• WHAT YOU WILL DO: Skip the images. Copy the records exactly as written.

• DATA PROVIDED:
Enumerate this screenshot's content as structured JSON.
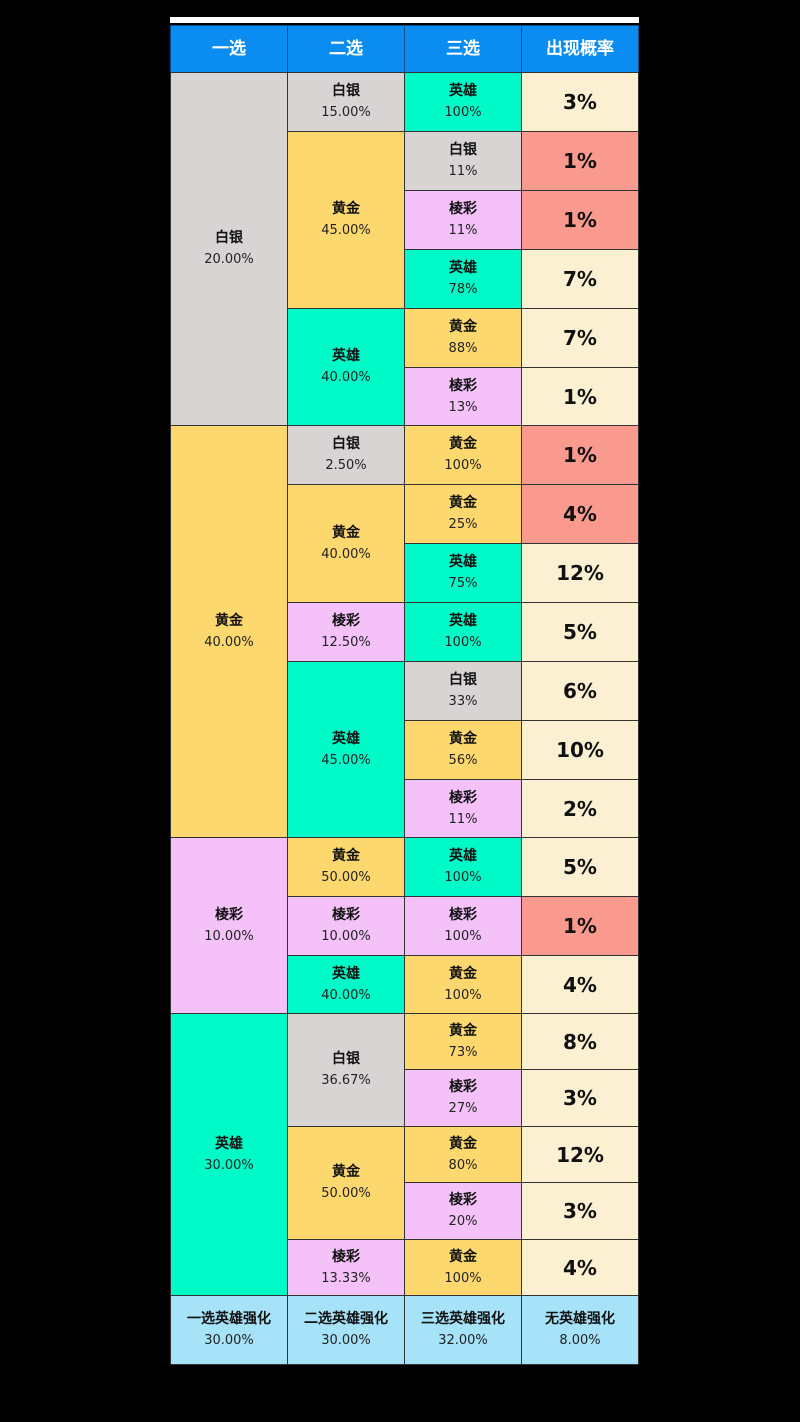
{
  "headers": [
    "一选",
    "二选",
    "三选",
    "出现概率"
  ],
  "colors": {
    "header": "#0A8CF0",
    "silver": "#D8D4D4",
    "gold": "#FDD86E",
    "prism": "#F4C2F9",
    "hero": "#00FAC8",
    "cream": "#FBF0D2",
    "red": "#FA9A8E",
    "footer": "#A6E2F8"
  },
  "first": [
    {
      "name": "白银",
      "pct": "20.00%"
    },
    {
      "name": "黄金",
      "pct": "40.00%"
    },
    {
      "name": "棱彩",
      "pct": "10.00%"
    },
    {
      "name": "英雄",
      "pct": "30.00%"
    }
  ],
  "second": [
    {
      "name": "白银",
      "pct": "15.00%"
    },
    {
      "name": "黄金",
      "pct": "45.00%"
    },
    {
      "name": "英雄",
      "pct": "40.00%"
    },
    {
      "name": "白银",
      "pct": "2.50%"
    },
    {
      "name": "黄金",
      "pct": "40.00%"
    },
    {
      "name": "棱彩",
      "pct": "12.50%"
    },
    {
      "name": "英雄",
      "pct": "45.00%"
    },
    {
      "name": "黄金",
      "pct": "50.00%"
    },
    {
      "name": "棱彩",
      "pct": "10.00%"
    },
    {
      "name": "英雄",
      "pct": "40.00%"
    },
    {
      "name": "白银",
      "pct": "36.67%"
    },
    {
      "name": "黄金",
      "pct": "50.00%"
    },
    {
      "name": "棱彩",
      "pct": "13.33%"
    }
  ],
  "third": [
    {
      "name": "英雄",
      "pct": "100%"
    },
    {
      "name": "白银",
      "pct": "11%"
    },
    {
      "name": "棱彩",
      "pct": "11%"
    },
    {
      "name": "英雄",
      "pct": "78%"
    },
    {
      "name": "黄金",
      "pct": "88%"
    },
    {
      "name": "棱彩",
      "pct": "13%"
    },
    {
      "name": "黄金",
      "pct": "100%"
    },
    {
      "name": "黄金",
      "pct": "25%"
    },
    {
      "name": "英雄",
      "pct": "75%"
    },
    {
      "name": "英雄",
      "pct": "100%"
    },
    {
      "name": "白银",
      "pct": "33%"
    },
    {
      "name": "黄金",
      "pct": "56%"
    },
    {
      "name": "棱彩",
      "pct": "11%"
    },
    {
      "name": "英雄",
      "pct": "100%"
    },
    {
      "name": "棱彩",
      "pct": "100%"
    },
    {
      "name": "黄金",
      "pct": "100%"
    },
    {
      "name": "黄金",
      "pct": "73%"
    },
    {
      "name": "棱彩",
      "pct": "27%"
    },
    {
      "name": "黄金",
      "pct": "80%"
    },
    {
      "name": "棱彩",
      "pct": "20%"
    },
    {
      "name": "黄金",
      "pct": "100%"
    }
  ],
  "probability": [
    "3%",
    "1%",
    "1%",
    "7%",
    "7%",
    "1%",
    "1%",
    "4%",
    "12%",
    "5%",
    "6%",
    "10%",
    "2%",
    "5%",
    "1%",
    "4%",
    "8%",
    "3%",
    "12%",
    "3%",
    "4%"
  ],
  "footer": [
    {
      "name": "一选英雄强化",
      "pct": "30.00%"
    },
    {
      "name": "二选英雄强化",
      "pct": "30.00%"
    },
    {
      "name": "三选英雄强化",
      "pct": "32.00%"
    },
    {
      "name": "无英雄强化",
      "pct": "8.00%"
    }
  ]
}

• THE OUTPUT:
Enumerate this screenshot's content as structured JSON.
{
  "headers": [
    "一选",
    "二选",
    "三选",
    "出现概率"
  ],
  "colors": {
    "header": "#0A8CF0",
    "silver": "#D8D4D4",
    "gold": "#FDD86E",
    "prism": "#F4C2F9",
    "hero": "#00FAC8",
    "cream": "#FBF0D2",
    "red": "#FA9A8E",
    "footer": "#A6E2F8"
  },
  "first": [
    {
      "name": "白银",
      "pct": "20.00%"
    },
    {
      "name": "黄金",
      "pct": "40.00%"
    },
    {
      "name": "棱彩",
      "pct": "10.00%"
    },
    {
      "name": "英雄",
      "pct": "30.00%"
    }
  ],
  "second": [
    {
      "name": "白银",
      "pct": "15.00%"
    },
    {
      "name": "黄金",
      "pct": "45.00%"
    },
    {
      "name": "英雄",
      "pct": "40.00%"
    },
    {
      "name": "白银",
      "pct": "2.50%"
    },
    {
      "name": "黄金",
      "pct": "40.00%"
    },
    {
      "name": "棱彩",
      "pct": "12.50%"
    },
    {
      "name": "英雄",
      "pct": "45.00%"
    },
    {
      "name": "黄金",
      "pct": "50.00%"
    },
    {
      "name": "棱彩",
      "pct": "10.00%"
    },
    {
      "name": "英雄",
      "pct": "40.00%"
    },
    {
      "name": "白银",
      "pct": "36.67%"
    },
    {
      "name": "黄金",
      "pct": "50.00%"
    },
    {
      "name": "棱彩",
      "pct": "13.33%"
    }
  ],
  "third": [
    {
      "name": "英雄",
      "pct": "100%"
    },
    {
      "name": "白银",
      "pct": "11%"
    },
    {
      "name": "棱彩",
      "pct": "11%"
    },
    {
      "name": "英雄",
      "pct": "78%"
    },
    {
      "name": "黄金",
      "pct": "88%"
    },
    {
      "name": "棱彩",
      "pct": "13%"
    },
    {
      "name": "黄金",
      "pct": "100%"
    },
    {
      "name": "黄金",
      "pct": "25%"
    },
    {
      "name": "英雄",
      "pct": "75%"
    },
    {
      "name": "英雄",
      "pct": "100%"
    },
    {
      "name": "白银",
      "pct": "33%"
    },
    {
      "name": "黄金",
      "pct": "56%"
    },
    {
      "name": "棱彩",
      "pct": "11%"
    },
    {
      "name": "英雄",
      "pct": "100%"
    },
    {
      "name": "棱彩",
      "pct": "100%"
    },
    {
      "name": "黄金",
      "pct": "100%"
    },
    {
      "name": "黄金",
      "pct": "73%"
    },
    {
      "name": "棱彩",
      "pct": "27%"
    },
    {
      "name": "黄金",
      "pct": "80%"
    },
    {
      "name": "棱彩",
      "pct": "20%"
    },
    {
      "name": "黄金",
      "pct": "100%"
    }
  ],
  "probability": [
    "3%",
    "1%",
    "1%",
    "7%",
    "7%",
    "1%",
    "1%",
    "4%",
    "12%",
    "5%",
    "6%",
    "10%",
    "2%",
    "5%",
    "1%",
    "4%",
    "8%",
    "3%",
    "12%",
    "3%",
    "4%"
  ],
  "footer": [
    {
      "name": "一选英雄强化",
      "pct": "30.00%"
    },
    {
      "name": "二选英雄强化",
      "pct": "30.00%"
    },
    {
      "name": "三选英雄强化",
      "pct": "32.00%"
    },
    {
      "name": "无英雄强化",
      "pct": "8.00%"
    }
  ]
}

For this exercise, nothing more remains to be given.